Stored dataset items

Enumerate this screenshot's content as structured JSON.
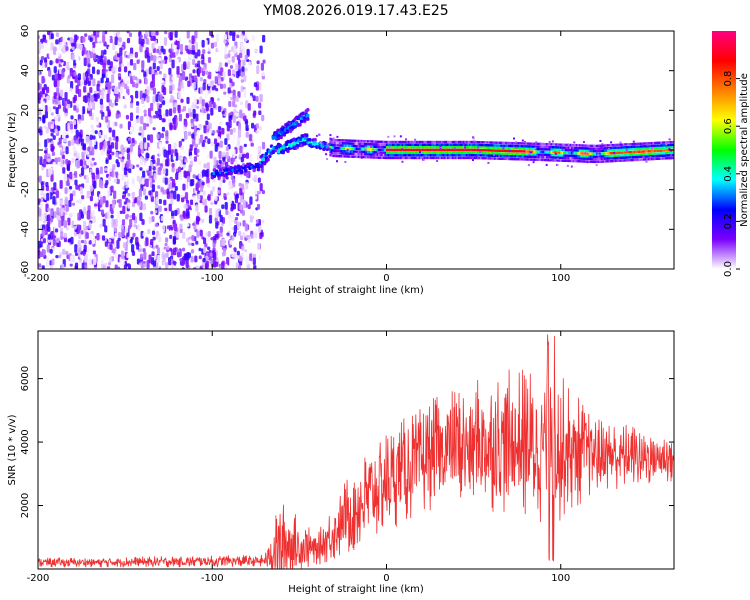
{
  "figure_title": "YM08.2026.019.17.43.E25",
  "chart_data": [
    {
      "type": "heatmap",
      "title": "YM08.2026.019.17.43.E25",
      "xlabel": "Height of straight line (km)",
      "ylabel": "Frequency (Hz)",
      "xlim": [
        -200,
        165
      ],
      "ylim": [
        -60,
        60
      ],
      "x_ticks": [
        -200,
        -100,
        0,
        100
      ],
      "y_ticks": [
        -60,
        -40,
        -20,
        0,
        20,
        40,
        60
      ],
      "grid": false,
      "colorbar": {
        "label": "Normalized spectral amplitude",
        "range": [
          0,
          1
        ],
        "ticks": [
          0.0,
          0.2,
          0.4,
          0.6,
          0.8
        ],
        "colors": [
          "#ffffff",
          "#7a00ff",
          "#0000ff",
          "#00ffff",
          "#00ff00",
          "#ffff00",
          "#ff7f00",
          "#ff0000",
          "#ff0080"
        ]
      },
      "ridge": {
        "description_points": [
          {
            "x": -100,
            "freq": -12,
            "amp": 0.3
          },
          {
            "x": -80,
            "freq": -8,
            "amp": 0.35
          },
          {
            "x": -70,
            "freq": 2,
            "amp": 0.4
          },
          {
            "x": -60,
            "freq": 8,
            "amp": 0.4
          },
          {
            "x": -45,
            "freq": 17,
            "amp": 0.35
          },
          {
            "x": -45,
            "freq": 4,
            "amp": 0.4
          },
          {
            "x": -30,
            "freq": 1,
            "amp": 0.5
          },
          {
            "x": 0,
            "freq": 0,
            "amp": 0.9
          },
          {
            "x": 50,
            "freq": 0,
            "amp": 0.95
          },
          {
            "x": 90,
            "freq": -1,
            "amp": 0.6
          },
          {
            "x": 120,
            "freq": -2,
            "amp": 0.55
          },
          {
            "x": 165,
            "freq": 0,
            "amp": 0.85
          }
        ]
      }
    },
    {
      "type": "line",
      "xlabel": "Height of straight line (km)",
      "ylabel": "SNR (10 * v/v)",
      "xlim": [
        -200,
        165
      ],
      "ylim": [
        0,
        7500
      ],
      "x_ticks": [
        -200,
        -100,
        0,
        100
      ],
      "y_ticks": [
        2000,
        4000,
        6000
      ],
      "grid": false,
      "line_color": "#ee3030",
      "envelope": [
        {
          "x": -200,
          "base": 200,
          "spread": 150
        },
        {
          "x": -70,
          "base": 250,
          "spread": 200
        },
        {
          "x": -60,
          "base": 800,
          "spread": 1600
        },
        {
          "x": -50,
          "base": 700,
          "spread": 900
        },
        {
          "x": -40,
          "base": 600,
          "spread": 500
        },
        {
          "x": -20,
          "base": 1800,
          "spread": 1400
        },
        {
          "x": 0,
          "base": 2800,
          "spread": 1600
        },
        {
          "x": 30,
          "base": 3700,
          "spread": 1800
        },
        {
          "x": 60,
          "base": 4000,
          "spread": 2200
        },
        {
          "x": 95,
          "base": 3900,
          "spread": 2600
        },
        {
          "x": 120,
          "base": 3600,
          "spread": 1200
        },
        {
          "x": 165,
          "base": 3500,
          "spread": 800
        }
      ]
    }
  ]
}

### TASK STATEMENT
Above are records with pictures; repeat the records exactly and leave the pictures out.

### OUTPUT FOR THIS TASK
Enumerate this screenshot's content as structured JSON.
{
  "figure_title": "YM08.2026.019.17.43.E25",
  "chart_data": [
    {
      "type": "heatmap",
      "title": "YM08.2026.019.17.43.E25",
      "xlabel": "Height of straight line (km)",
      "ylabel": "Frequency (Hz)",
      "xlim": [
        -200,
        165
      ],
      "ylim": [
        -60,
        60
      ],
      "x_ticks": [
        -200,
        -100,
        0,
        100
      ],
      "y_ticks": [
        -60,
        -40,
        -20,
        0,
        20,
        40,
        60
      ],
      "grid": false,
      "colorbar": {
        "label": "Normalized spectral amplitude",
        "range": [
          0,
          1
        ],
        "ticks": [
          0.0,
          0.2,
          0.4,
          0.6,
          0.8
        ],
        "colors": [
          "#ffffff",
          "#7a00ff",
          "#0000ff",
          "#00ffff",
          "#00ff00",
          "#ffff00",
          "#ff7f00",
          "#ff0000",
          "#ff0080"
        ]
      },
      "ridge": {
        "description_points": [
          {
            "x": -100,
            "freq": -12,
            "amp": 0.3
          },
          {
            "x": -80,
            "freq": -8,
            "amp": 0.35
          },
          {
            "x": -70,
            "freq": 2,
            "amp": 0.4
          },
          {
            "x": -60,
            "freq": 8,
            "amp": 0.4
          },
          {
            "x": -45,
            "freq": 17,
            "amp": 0.35
          },
          {
            "x": -45,
            "freq": 4,
            "amp": 0.4
          },
          {
            "x": -30,
            "freq": 1,
            "amp": 0.5
          },
          {
            "x": 0,
            "freq": 0,
            "amp": 0.9
          },
          {
            "x": 50,
            "freq": 0,
            "amp": 0.95
          },
          {
            "x": 90,
            "freq": -1,
            "amp": 0.6
          },
          {
            "x": 120,
            "freq": -2,
            "amp": 0.55
          },
          {
            "x": 165,
            "freq": 0,
            "amp": 0.85
          }
        ]
      }
    },
    {
      "type": "line",
      "xlabel": "Height of straight line (km)",
      "ylabel": "SNR (10 * v/v)",
      "xlim": [
        -200,
        165
      ],
      "ylim": [
        0,
        7500
      ],
      "x_ticks": [
        -200,
        -100,
        0,
        100
      ],
      "y_ticks": [
        2000,
        4000,
        6000
      ],
      "grid": false,
      "line_color": "#ee3030",
      "envelope": [
        {
          "x": -200,
          "base": 200,
          "spread": 150
        },
        {
          "x": -70,
          "base": 250,
          "spread": 200
        },
        {
          "x": -60,
          "base": 800,
          "spread": 1600
        },
        {
          "x": -50,
          "base": 700,
          "spread": 900
        },
        {
          "x": -40,
          "base": 600,
          "spread": 500
        },
        {
          "x": -20,
          "base": 1800,
          "spread": 1400
        },
        {
          "x": 0,
          "base": 2800,
          "spread": 1600
        },
        {
          "x": 30,
          "base": 3700,
          "spread": 1800
        },
        {
          "x": 60,
          "base": 4000,
          "spread": 2200
        },
        {
          "x": 95,
          "base": 3900,
          "spread": 2600
        },
        {
          "x": 120,
          "base": 3600,
          "spread": 1200
        },
        {
          "x": 165,
          "base": 3500,
          "spread": 800
        }
      ]
    }
  ]
}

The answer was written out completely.